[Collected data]
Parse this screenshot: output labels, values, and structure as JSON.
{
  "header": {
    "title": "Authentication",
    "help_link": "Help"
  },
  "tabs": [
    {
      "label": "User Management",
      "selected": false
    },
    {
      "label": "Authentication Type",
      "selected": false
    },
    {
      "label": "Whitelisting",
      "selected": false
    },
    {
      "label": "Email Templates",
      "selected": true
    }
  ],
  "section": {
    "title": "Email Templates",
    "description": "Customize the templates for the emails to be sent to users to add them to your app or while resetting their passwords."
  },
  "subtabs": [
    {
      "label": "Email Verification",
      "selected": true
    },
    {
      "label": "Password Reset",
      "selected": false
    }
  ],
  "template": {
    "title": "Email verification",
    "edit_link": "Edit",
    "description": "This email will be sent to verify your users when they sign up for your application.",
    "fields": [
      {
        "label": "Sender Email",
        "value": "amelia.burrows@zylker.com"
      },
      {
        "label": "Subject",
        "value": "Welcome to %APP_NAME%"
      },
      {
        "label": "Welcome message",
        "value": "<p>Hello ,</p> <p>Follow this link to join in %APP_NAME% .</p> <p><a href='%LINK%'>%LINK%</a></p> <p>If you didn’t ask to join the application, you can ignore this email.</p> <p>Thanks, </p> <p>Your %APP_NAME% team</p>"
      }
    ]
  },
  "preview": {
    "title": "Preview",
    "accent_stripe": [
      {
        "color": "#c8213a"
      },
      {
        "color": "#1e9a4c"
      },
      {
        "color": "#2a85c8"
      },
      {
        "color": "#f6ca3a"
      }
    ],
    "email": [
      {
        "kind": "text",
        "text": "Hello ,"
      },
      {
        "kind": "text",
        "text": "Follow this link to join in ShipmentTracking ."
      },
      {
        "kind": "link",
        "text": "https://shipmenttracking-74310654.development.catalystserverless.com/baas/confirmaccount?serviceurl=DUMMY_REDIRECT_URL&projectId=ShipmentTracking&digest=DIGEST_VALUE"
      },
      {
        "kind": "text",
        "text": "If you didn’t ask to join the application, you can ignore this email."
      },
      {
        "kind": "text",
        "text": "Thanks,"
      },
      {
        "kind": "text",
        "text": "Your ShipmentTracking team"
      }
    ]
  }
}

--

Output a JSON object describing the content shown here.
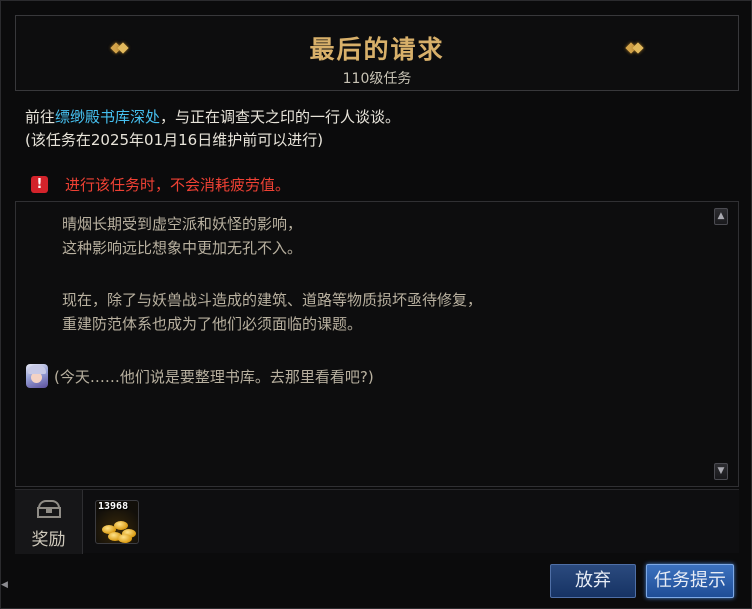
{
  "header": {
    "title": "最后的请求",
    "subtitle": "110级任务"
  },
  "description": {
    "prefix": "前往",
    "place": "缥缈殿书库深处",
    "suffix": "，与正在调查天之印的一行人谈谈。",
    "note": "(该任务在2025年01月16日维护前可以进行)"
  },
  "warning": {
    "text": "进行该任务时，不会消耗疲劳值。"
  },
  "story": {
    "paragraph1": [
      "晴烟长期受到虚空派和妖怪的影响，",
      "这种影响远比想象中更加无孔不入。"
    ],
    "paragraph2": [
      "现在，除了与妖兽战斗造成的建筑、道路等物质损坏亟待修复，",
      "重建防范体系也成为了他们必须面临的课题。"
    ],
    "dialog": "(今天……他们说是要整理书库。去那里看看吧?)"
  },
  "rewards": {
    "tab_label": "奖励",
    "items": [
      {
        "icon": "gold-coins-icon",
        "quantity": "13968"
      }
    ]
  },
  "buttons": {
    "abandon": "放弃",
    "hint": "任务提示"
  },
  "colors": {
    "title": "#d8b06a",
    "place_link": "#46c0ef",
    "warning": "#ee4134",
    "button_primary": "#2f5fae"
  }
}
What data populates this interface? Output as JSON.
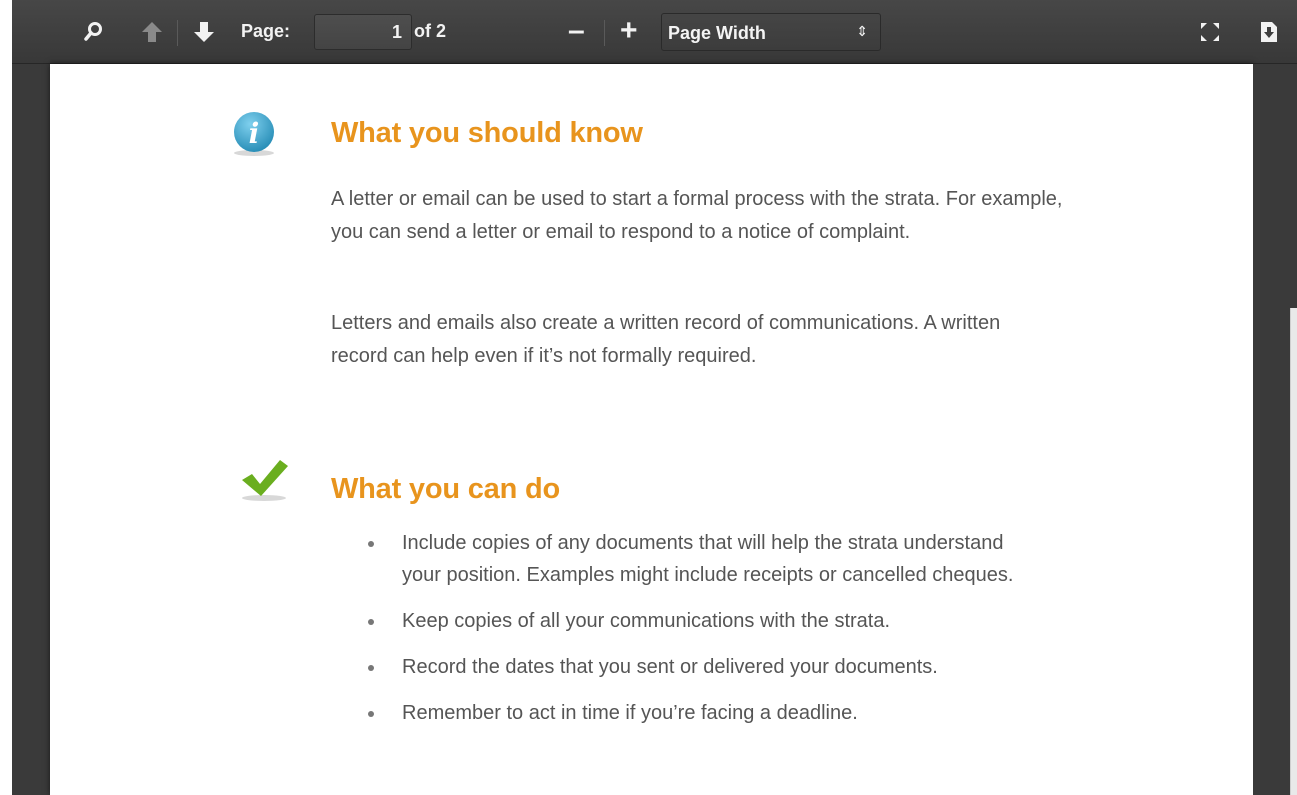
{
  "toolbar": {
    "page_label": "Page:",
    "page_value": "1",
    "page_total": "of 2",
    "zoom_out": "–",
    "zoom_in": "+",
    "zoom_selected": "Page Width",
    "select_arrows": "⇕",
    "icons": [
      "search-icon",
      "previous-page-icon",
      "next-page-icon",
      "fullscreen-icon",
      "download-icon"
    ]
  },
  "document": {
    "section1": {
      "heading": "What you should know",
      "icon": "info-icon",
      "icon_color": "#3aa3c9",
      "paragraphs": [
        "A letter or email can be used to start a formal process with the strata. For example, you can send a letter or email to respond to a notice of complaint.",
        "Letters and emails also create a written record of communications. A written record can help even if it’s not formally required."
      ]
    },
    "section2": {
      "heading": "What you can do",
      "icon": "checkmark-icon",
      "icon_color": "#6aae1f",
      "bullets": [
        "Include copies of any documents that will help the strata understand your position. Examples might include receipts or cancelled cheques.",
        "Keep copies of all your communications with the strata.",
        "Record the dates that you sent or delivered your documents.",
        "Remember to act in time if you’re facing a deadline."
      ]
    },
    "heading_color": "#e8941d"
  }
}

## [TASK BRIEF]
Each line in the data that holds the string "team" should be found and copied.

## [EXERCISE RESPONSE]
        "value": "<p>Hello ,</p> <p>Follow this link to join in %APP_NAME% .</p> <p><a href='%LINK%'>%LINK%</a></p> <p>If you didn’t ask to join the application, you can ignore this email.</p> <p>Thanks, </p> <p>Your %APP_NAME% team</p>"
        "text": "Your ShipmentTracking team"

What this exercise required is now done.